• [THE RECORDS]:

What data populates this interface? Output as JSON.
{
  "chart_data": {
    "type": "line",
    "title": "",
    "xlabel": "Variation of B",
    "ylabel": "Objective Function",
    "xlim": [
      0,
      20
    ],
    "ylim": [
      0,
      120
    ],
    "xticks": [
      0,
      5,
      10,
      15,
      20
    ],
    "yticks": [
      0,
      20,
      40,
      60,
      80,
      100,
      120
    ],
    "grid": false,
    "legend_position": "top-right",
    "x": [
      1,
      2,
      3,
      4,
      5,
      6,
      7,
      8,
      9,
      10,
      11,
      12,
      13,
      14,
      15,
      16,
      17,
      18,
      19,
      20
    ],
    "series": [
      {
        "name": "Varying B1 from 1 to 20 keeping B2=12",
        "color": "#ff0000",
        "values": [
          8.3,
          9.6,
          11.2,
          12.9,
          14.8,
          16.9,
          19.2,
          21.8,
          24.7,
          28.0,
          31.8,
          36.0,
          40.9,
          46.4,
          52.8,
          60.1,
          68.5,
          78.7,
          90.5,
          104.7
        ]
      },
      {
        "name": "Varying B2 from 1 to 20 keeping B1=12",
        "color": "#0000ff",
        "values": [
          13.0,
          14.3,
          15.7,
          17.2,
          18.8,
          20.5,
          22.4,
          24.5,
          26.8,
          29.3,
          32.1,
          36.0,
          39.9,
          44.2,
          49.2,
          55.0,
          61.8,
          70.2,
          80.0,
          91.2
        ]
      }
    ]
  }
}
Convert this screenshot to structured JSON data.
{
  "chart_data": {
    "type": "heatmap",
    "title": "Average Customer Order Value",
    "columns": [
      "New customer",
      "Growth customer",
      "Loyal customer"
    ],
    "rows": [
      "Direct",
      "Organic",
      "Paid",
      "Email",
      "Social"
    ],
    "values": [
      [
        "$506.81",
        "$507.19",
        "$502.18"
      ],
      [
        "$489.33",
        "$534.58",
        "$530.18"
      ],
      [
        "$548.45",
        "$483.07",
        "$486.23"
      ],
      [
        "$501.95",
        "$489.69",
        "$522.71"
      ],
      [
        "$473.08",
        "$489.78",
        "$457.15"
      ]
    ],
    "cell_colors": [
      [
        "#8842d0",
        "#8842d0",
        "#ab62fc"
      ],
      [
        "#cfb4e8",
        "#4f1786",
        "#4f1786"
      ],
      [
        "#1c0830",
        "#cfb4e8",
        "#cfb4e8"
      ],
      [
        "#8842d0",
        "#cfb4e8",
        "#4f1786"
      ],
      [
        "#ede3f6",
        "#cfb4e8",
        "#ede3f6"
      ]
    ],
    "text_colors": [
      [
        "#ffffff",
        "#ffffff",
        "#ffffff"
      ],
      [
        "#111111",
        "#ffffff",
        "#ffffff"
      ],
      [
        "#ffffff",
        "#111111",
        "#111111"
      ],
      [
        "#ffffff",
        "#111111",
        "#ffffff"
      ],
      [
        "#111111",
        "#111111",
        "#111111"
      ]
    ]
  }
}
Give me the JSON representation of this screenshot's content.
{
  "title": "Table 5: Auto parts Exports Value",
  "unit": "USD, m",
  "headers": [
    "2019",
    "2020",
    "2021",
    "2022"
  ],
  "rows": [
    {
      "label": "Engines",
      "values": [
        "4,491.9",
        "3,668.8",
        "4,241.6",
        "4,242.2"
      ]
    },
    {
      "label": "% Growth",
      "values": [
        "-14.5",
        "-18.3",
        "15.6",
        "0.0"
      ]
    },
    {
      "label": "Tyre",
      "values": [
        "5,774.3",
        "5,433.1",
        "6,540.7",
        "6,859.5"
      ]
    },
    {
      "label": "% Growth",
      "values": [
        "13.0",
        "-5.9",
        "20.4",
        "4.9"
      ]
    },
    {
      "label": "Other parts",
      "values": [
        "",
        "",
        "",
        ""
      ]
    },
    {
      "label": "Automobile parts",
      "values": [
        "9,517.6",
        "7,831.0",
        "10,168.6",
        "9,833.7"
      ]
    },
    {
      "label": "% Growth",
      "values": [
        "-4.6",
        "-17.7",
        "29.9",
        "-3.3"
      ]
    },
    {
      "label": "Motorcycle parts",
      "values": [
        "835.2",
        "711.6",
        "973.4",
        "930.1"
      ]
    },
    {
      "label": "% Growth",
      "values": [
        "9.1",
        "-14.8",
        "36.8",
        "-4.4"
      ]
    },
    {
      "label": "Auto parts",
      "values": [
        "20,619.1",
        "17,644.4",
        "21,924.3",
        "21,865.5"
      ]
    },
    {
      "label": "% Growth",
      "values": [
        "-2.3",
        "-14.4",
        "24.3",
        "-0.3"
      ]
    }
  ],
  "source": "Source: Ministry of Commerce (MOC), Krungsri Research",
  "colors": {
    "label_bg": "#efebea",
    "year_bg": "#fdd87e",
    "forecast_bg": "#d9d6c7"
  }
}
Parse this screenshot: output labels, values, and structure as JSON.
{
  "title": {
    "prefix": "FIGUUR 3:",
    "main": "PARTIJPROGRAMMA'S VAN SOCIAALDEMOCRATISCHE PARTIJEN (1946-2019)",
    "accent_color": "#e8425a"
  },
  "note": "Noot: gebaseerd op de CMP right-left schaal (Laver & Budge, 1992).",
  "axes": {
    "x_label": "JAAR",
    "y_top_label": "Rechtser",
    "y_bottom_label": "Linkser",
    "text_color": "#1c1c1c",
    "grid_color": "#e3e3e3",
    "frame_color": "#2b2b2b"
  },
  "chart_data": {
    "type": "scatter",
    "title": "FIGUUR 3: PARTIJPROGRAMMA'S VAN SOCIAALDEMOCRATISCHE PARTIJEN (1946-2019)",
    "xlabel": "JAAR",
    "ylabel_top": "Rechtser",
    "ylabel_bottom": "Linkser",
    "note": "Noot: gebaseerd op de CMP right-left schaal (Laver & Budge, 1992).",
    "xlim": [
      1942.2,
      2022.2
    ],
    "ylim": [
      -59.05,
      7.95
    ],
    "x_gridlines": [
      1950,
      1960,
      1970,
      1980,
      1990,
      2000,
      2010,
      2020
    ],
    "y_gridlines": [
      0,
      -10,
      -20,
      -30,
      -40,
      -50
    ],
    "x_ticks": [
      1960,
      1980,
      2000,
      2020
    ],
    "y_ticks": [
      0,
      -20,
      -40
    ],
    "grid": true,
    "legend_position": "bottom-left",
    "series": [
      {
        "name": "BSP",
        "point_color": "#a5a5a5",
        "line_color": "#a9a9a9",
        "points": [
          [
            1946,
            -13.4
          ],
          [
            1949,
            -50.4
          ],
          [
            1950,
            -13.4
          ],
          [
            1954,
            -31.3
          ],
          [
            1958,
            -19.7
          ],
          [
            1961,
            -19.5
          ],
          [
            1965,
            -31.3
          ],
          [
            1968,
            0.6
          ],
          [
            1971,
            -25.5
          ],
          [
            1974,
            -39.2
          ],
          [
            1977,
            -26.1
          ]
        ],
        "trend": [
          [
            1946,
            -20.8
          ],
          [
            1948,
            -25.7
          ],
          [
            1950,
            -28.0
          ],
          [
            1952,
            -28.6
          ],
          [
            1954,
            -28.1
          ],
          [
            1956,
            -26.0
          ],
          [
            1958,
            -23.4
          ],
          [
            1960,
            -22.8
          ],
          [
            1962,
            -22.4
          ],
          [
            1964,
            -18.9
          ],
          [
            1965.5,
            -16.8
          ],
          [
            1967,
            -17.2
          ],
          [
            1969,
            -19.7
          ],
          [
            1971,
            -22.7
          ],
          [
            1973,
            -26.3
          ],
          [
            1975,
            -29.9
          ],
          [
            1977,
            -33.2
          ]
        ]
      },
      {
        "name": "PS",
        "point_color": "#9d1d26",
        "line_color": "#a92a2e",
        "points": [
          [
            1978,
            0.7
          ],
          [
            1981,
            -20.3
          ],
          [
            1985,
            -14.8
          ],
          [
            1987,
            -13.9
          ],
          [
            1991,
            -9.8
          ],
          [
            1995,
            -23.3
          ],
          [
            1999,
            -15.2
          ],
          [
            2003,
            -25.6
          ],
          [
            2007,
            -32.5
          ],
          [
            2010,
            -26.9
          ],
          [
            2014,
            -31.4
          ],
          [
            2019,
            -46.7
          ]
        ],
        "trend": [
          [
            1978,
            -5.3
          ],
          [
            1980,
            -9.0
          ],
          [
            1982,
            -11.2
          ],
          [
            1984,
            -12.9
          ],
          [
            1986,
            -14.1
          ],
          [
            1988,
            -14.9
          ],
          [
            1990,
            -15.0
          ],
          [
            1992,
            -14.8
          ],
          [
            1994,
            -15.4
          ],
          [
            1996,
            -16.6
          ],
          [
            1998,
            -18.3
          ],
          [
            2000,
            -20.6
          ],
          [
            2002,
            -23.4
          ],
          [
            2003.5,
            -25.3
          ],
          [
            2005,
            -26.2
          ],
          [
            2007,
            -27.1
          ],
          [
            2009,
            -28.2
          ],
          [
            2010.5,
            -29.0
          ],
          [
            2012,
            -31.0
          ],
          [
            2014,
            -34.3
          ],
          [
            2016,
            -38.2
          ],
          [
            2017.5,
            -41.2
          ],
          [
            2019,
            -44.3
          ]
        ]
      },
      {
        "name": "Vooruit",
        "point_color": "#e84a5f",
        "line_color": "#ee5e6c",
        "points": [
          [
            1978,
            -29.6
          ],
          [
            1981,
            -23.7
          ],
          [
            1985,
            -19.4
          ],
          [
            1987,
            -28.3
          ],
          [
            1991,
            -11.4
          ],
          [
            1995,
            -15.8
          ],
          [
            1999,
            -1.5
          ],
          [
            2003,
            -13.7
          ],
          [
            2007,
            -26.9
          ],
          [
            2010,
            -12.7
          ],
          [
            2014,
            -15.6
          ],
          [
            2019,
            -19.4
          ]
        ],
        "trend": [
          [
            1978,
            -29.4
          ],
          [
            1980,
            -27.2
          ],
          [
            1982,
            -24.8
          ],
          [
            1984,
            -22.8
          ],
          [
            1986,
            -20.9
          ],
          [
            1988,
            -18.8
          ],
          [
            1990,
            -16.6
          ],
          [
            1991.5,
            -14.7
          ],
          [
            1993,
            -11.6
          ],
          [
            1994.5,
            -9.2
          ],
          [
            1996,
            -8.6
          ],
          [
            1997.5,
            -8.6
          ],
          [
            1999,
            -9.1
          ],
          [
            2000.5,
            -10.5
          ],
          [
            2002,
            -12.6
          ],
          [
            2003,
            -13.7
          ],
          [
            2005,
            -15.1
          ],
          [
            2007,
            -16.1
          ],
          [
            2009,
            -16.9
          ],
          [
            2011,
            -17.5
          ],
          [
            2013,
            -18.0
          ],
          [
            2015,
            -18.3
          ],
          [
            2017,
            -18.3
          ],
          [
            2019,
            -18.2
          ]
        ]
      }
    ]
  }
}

• [PROBLEM TO WORK ON]: Copy, from the material above, each line in which the string "this" occurs.

• [RESPONSE]:
What data populates this interface? Output as JSON.
Convert this screenshot to structured JSON data.
Give me the JSON representation of this screenshot's content.
Parse this screenshot: output labels, values, and structure as JSON.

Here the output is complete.